(Entries with figure data)
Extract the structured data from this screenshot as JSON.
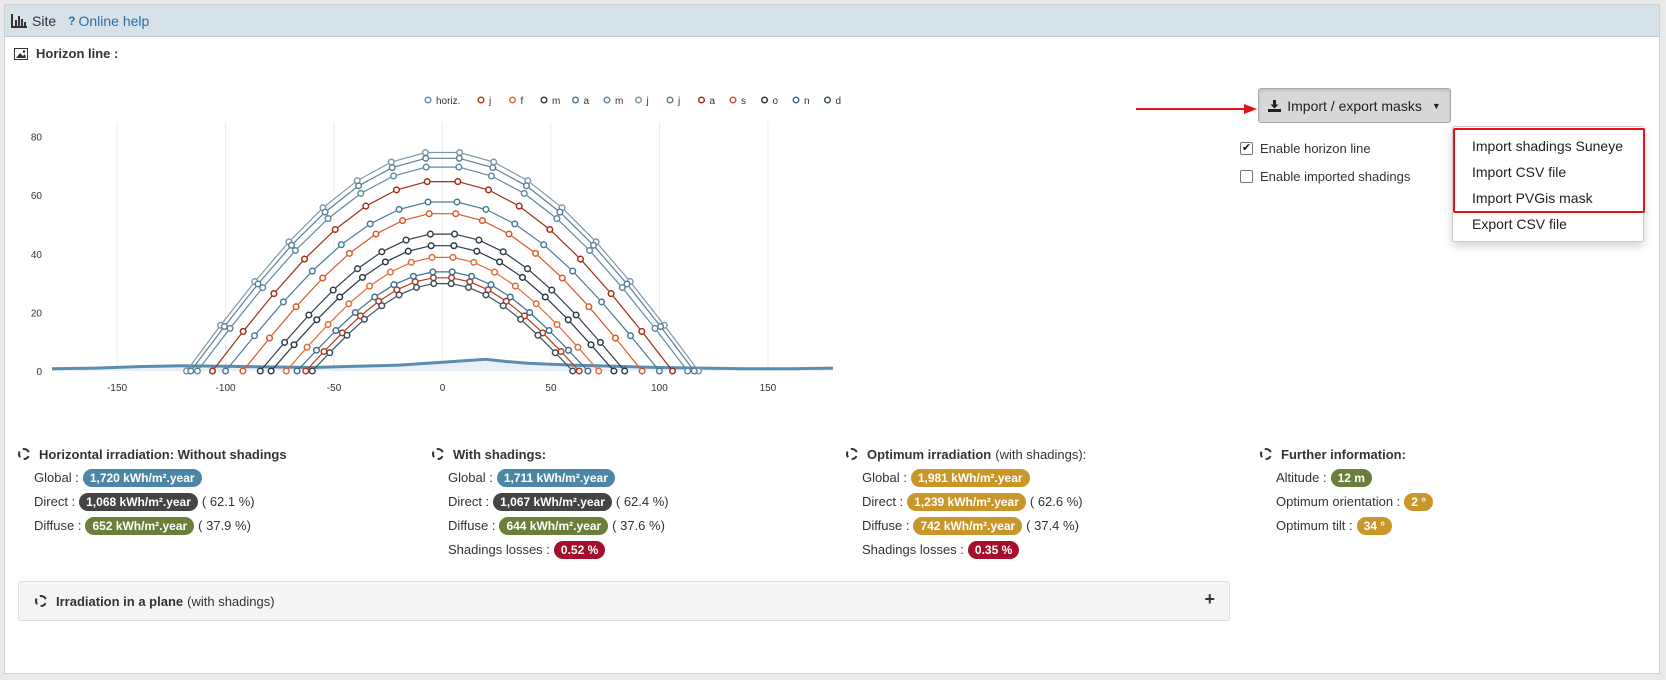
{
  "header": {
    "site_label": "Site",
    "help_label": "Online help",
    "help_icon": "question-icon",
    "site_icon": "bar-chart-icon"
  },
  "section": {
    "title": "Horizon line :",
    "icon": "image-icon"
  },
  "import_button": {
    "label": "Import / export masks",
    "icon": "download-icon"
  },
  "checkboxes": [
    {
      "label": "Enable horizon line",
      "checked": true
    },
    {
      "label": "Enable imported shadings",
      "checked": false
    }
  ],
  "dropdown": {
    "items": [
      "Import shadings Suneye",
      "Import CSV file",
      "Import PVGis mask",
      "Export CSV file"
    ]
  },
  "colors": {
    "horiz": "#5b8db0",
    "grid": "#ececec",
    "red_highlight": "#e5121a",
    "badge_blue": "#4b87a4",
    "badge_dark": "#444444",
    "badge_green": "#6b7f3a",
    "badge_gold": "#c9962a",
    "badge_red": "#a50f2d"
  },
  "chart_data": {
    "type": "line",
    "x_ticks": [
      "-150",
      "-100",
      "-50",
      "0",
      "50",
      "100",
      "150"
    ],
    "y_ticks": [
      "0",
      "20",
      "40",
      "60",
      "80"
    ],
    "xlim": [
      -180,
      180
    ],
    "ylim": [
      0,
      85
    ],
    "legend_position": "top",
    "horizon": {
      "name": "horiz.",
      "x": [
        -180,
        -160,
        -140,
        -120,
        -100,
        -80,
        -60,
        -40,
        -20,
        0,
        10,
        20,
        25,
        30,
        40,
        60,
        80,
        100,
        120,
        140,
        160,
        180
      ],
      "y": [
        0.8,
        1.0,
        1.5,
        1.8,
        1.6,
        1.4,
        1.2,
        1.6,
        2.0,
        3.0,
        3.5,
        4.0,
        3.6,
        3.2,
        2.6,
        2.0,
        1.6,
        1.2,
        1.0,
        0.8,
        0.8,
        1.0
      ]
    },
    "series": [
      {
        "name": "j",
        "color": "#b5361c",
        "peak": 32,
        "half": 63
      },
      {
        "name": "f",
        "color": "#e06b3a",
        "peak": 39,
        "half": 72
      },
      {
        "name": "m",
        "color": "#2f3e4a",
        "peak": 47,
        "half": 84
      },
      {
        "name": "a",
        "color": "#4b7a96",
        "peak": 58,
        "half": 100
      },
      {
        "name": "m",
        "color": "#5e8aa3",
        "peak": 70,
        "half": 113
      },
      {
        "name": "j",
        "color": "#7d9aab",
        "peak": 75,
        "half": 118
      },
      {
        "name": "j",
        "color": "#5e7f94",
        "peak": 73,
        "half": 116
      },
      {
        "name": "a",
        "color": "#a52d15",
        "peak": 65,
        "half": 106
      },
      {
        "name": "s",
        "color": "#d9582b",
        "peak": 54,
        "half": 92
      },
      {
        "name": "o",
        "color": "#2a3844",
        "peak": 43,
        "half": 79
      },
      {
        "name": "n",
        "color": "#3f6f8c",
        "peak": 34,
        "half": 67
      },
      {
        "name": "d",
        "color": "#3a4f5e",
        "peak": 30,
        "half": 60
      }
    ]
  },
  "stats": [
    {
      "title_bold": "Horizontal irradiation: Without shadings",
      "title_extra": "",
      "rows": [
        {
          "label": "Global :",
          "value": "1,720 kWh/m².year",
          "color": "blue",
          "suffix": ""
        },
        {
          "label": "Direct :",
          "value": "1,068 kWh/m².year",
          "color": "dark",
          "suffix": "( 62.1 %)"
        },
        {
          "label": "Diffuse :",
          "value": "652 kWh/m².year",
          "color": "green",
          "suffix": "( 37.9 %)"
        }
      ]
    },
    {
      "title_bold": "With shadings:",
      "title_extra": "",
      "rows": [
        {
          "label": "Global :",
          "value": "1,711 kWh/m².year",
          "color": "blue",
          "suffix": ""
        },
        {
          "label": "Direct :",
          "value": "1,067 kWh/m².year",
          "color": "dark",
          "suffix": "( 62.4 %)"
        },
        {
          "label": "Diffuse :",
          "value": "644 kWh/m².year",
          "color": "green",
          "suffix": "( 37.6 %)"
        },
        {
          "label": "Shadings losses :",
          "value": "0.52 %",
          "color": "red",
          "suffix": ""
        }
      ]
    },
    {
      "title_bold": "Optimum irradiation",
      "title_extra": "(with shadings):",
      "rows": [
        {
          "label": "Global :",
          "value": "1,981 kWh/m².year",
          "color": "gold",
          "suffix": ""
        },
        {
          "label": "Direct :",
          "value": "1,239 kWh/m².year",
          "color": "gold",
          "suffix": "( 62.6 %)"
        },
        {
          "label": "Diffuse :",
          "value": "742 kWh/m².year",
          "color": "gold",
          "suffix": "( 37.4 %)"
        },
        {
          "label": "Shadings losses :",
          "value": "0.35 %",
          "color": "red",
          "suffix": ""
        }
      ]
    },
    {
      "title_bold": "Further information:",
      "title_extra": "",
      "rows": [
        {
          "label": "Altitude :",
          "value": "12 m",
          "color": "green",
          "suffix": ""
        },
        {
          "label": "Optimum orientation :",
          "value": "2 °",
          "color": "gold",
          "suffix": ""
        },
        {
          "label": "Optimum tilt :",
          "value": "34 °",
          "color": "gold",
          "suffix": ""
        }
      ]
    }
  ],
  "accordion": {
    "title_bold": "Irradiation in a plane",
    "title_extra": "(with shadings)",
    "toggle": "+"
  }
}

* * *

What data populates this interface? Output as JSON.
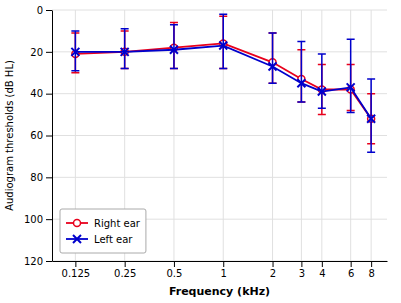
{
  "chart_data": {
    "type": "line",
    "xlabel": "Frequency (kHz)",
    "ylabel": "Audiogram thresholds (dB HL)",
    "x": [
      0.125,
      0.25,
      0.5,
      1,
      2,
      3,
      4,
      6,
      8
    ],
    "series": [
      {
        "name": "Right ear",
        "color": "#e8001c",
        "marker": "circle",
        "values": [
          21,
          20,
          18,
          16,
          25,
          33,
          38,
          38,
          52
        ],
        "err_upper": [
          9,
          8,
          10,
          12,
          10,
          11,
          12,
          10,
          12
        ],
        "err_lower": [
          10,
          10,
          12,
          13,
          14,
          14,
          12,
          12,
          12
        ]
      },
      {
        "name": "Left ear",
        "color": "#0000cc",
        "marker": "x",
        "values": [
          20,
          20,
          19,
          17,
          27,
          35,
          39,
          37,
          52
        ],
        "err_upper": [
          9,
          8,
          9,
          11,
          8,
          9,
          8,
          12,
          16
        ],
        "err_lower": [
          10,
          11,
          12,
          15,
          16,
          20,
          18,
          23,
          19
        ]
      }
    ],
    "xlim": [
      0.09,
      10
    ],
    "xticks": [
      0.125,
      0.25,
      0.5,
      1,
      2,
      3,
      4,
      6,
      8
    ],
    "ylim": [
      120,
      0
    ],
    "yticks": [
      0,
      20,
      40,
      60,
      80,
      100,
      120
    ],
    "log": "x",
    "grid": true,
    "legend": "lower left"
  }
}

--

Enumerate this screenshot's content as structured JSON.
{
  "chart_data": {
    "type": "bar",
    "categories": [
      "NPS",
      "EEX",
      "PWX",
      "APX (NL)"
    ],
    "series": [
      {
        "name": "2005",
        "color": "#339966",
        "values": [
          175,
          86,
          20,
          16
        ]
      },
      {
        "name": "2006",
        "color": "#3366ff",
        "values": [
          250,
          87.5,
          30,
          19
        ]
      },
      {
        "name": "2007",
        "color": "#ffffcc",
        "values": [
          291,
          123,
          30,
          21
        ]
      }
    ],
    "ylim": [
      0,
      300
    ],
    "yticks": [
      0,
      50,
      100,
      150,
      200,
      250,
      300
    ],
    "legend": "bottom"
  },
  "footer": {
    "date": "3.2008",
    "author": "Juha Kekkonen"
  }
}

=== WHAT IS REQUIRED ===
State the number of lines in the records that include "year", and write nothing else.

=== COMPLETE RESPONSE ===
9